[start]

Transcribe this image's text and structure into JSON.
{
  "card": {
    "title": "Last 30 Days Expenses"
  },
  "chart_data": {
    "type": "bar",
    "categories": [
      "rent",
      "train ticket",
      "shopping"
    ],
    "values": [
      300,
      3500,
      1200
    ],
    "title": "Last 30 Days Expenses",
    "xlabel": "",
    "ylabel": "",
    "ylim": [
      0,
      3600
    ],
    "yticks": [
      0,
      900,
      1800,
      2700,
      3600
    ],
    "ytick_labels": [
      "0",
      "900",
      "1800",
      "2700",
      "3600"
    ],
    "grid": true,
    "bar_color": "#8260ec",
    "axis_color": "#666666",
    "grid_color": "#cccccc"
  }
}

[end]

# WHAT IS BEING ASKED
Retype the data exactly as given.

# TASK OUTPUT
Transcribe this image's text and structure into JSON.
{
  "card": {
    "title": "Last 30 Days Expenses"
  },
  "chart_data": {
    "type": "bar",
    "categories": [
      "rent",
      "train ticket",
      "shopping"
    ],
    "values": [
      300,
      3500,
      1200
    ],
    "title": "Last 30 Days Expenses",
    "xlabel": "",
    "ylabel": "",
    "ylim": [
      0,
      3600
    ],
    "yticks": [
      0,
      900,
      1800,
      2700,
      3600
    ],
    "ytick_labels": [
      "0",
      "900",
      "1800",
      "2700",
      "3600"
    ],
    "grid": true,
    "bar_color": "#8260ec",
    "axis_color": "#666666",
    "grid_color": "#cccccc"
  }
}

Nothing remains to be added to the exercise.